### Working data:

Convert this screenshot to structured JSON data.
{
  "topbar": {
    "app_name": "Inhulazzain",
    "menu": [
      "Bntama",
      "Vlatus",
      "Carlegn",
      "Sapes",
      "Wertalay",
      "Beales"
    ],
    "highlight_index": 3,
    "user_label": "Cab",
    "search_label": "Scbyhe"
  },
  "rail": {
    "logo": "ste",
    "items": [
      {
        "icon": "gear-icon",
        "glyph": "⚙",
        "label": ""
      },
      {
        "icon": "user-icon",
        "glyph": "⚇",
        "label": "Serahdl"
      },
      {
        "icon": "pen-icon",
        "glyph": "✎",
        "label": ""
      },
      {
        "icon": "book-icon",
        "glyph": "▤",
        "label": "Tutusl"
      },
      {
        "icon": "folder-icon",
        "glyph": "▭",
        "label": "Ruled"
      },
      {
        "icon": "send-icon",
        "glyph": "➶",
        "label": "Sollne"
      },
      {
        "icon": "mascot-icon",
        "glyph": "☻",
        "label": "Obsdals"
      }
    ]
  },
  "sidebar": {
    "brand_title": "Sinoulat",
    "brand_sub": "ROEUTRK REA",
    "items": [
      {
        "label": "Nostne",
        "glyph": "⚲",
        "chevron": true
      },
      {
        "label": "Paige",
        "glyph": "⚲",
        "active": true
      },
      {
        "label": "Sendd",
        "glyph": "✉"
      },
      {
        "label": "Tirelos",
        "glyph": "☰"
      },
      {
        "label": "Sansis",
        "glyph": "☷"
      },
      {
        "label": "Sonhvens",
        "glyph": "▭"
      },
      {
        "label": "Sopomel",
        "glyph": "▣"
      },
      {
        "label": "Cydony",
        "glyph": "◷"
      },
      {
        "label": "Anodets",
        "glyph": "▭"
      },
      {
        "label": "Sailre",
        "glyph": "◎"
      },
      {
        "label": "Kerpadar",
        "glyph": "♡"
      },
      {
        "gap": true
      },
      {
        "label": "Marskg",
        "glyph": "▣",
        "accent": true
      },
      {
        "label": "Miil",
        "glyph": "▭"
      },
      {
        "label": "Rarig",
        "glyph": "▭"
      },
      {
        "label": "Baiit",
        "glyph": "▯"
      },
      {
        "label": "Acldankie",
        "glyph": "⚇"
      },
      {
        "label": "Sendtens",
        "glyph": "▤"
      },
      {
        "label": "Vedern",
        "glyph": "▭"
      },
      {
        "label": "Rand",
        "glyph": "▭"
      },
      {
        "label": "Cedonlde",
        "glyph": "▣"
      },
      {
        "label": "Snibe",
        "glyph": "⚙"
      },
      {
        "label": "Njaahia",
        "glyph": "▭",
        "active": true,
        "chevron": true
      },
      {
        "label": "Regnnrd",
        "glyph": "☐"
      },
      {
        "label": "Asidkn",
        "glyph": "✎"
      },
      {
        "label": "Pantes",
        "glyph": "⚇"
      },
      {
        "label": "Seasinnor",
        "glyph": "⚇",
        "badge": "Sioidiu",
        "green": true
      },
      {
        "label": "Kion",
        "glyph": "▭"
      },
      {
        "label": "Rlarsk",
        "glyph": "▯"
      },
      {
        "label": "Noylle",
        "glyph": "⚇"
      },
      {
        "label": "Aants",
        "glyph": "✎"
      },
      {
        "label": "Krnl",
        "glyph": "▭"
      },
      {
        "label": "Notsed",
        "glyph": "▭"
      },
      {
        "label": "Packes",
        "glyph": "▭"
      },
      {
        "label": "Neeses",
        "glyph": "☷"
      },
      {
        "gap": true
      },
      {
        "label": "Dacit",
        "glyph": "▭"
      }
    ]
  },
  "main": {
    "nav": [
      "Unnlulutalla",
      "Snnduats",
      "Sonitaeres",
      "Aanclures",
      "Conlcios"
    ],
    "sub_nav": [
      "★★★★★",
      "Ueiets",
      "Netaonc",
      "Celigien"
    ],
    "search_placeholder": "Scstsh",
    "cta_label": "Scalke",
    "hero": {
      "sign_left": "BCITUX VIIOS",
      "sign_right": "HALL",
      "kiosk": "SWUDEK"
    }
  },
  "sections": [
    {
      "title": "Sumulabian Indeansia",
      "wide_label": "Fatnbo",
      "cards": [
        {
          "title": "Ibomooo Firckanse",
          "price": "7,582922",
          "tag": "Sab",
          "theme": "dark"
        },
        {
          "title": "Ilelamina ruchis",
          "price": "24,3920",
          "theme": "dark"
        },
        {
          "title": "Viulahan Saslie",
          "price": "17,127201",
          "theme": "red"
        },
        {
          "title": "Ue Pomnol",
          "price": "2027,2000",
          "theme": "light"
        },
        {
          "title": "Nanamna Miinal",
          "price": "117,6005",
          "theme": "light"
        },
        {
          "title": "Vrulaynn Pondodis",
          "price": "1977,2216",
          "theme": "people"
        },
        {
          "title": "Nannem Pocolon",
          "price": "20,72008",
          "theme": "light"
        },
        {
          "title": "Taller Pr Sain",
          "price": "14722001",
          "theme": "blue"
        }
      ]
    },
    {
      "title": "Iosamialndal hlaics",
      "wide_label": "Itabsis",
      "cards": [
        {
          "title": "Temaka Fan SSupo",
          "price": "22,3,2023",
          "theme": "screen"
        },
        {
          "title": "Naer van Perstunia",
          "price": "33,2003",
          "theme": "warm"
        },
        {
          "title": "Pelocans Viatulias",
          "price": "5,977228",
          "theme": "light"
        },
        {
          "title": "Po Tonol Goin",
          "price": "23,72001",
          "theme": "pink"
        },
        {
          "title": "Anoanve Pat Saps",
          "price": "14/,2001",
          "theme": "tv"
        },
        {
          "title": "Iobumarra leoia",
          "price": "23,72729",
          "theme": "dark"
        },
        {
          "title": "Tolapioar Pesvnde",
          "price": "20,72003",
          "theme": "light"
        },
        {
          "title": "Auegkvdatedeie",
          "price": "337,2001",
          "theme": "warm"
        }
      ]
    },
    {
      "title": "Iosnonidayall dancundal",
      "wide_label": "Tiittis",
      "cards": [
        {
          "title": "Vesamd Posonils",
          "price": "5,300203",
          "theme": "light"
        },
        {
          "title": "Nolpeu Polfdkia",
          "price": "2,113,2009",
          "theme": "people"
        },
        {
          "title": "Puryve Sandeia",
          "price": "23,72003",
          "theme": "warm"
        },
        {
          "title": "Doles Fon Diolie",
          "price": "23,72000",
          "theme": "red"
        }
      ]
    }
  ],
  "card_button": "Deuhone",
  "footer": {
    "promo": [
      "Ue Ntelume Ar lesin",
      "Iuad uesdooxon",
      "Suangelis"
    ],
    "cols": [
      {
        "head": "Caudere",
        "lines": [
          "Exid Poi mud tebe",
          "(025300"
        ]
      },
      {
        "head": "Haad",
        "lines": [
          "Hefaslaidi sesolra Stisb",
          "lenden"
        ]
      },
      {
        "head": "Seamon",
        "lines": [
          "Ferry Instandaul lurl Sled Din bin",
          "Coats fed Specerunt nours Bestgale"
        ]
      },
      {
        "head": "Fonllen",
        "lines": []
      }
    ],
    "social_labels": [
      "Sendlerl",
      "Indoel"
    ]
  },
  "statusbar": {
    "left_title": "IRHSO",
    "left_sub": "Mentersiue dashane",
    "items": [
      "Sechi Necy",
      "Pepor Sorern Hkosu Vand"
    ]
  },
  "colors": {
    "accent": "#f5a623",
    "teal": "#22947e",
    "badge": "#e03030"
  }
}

### Problem details:
All of the lines above need to be given again exactly.

### Solved problem:
Convert this screenshot to structured JSON data.
{
  "topbar": {
    "app_name": "Inhulazzain",
    "menu": [
      "Bntama",
      "Vlatus",
      "Carlegn",
      "Sapes",
      "Wertalay",
      "Beales"
    ],
    "highlight_index": 3,
    "user_label": "Cab",
    "search_label": "Scbyhe"
  },
  "rail": {
    "logo": "ste",
    "items": [
      {
        "icon": "gear-icon",
        "glyph": "⚙",
        "label": ""
      },
      {
        "icon": "user-icon",
        "glyph": "⚇",
        "label": "Serahdl"
      },
      {
        "icon": "pen-icon",
        "glyph": "✎",
        "label": ""
      },
      {
        "icon": "book-icon",
        "glyph": "▤",
        "label": "Tutusl"
      },
      {
        "icon": "folder-icon",
        "glyph": "▭",
        "label": "Ruled"
      },
      {
        "icon": "send-icon",
        "glyph": "➶",
        "label": "Sollne"
      },
      {
        "icon": "mascot-icon",
        "glyph": "☻",
        "label": "Obsdals"
      }
    ]
  },
  "sidebar": {
    "brand_title": "Sinoulat",
    "brand_sub": "ROEUTRK REA",
    "items": [
      {
        "label": "Nostne",
        "glyph": "⚲",
        "chevron": true
      },
      {
        "label": "Paige",
        "glyph": "⚲",
        "active": true
      },
      {
        "label": "Sendd",
        "glyph": "✉"
      },
      {
        "label": "Tirelos",
        "glyph": "☰"
      },
      {
        "label": "Sansis",
        "glyph": "☷"
      },
      {
        "label": "Sonhvens",
        "glyph": "▭"
      },
      {
        "label": "Sopomel",
        "glyph": "▣"
      },
      {
        "label": "Cydony",
        "glyph": "◷"
      },
      {
        "label": "Anodets",
        "glyph": "▭"
      },
      {
        "label": "Sailre",
        "glyph": "◎"
      },
      {
        "label": "Kerpadar",
        "glyph": "♡"
      },
      {
        "gap": true
      },
      {
        "label": "Marskg",
        "glyph": "▣",
        "accent": true
      },
      {
        "label": "Miil",
        "glyph": "▭"
      },
      {
        "label": "Rarig",
        "glyph": "▭"
      },
      {
        "label": "Baiit",
        "glyph": "▯"
      },
      {
        "label": "Acldankie",
        "glyph": "⚇"
      },
      {
        "label": "Sendtens",
        "glyph": "▤"
      },
      {
        "label": "Vedern",
        "glyph": "▭"
      },
      {
        "label": "Rand",
        "glyph": "▭"
      },
      {
        "label": "Cedonlde",
        "glyph": "▣"
      },
      {
        "label": "Snibe",
        "glyph": "⚙"
      },
      {
        "label": "Njaahia",
        "glyph": "▭",
        "active": true,
        "chevron": true
      },
      {
        "label": "Regnnrd",
        "glyph": "☐"
      },
      {
        "label": "Asidkn",
        "glyph": "✎"
      },
      {
        "label": "Pantes",
        "glyph": "⚇"
      },
      {
        "label": "Seasinnor",
        "glyph": "⚇",
        "badge": "Sioidiu",
        "green": true
      },
      {
        "label": "Kion",
        "glyph": "▭"
      },
      {
        "label": "Rlarsk",
        "glyph": "▯"
      },
      {
        "label": "Noylle",
        "glyph": "⚇"
      },
      {
        "label": "Aants",
        "glyph": "✎"
      },
      {
        "label": "Krnl",
        "glyph": "▭"
      },
      {
        "label": "Notsed",
        "glyph": "▭"
      },
      {
        "label": "Packes",
        "glyph": "▭"
      },
      {
        "label": "Neeses",
        "glyph": "☷"
      },
      {
        "gap": true
      },
      {
        "label": "Dacit",
        "glyph": "▭"
      }
    ]
  },
  "main": {
    "nav": [
      "Unnlulutalla",
      "Snnduats",
      "Sonitaeres",
      "Aanclures",
      "Conlcios"
    ],
    "sub_nav": [
      "★★★★★",
      "Ueiets",
      "Netaonc",
      "Celigien"
    ],
    "search_placeholder": "Scstsh",
    "cta_label": "Scalke",
    "hero": {
      "sign_left": "BCITUX VIIOS",
      "sign_right": "HALL",
      "kiosk": "SWUDEK"
    }
  },
  "sections": [
    {
      "title": "Sumulabian Indeansia",
      "wide_label": "Fatnbo",
      "cards": [
        {
          "title": "Ibomooo Firckanse",
          "price": "7,582922",
          "tag": "Sab",
          "theme": "dark"
        },
        {
          "title": "Ilelamina ruchis",
          "price": "24,3920",
          "theme": "dark"
        },
        {
          "title": "Viulahan Saslie",
          "price": "17,127201",
          "theme": "red"
        },
        {
          "title": "Ue Pomnol",
          "price": "2027,2000",
          "theme": "light"
        },
        {
          "title": "Nanamna Miinal",
          "price": "117,6005",
          "theme": "light"
        },
        {
          "title": "Vrulaynn Pondodis",
          "price": "1977,2216",
          "theme": "people"
        },
        {
          "title": "Nannem Pocolon",
          "price": "20,72008",
          "theme": "light"
        },
        {
          "title": "Taller Pr Sain",
          "price": "14722001",
          "theme": "blue"
        }
      ]
    },
    {
      "title": "Iosamialndal hlaics",
      "wide_label": "Itabsis",
      "cards": [
        {
          "title": "Temaka Fan SSupo",
          "price": "22,3,2023",
          "theme": "screen"
        },
        {
          "title": "Naer van Perstunia",
          "price": "33,2003",
          "theme": "warm"
        },
        {
          "title": "Pelocans Viatulias",
          "price": "5,977228",
          "theme": "light"
        },
        {
          "title": "Po Tonol Goin",
          "price": "23,72001",
          "theme": "pink"
        },
        {
          "title": "Anoanve Pat Saps",
          "price": "14/,2001",
          "theme": "tv"
        },
        {
          "title": "Iobumarra leoia",
          "price": "23,72729",
          "theme": "dark"
        },
        {
          "title": "Tolapioar Pesvnde",
          "price": "20,72003",
          "theme": "light"
        },
        {
          "title": "Auegkvdatedeie",
          "price": "337,2001",
          "theme": "warm"
        }
      ]
    },
    {
      "title": "Iosnonidayall dancundal",
      "wide_label": "Tiittis",
      "cards": [
        {
          "title": "Vesamd Posonils",
          "price": "5,300203",
          "theme": "light"
        },
        {
          "title": "Nolpeu Polfdkia",
          "price": "2,113,2009",
          "theme": "people"
        },
        {
          "title": "Puryve Sandeia",
          "price": "23,72003",
          "theme": "warm"
        },
        {
          "title": "Doles Fon Diolie",
          "price": "23,72000",
          "theme": "red"
        }
      ]
    }
  ],
  "card_button": "Deuhone",
  "footer": {
    "promo": [
      "Ue Ntelume Ar lesin",
      "Iuad uesdooxon",
      "Suangelis"
    ],
    "cols": [
      {
        "head": "Caudere",
        "lines": [
          "Exid Poi mud tebe",
          "(025300"
        ]
      },
      {
        "head": "Haad",
        "lines": [
          "Hefaslaidi sesolra Stisb",
          "lenden"
        ]
      },
      {
        "head": "Seamon",
        "lines": [
          "Ferry Instandaul lurl Sled Din bin",
          "Coats fed Specerunt nours Bestgale"
        ]
      },
      {
        "head": "Fonllen",
        "lines": []
      }
    ],
    "social_labels": [
      "Sendlerl",
      "Indoel"
    ]
  },
  "statusbar": {
    "left_title": "IRHSO",
    "left_sub": "Mentersiue dashane",
    "items": [
      "Sechi Necy",
      "Pepor Sorern Hkosu Vand"
    ]
  },
  "colors": {
    "accent": "#f5a623",
    "teal": "#22947e",
    "badge": "#e03030"
  }
}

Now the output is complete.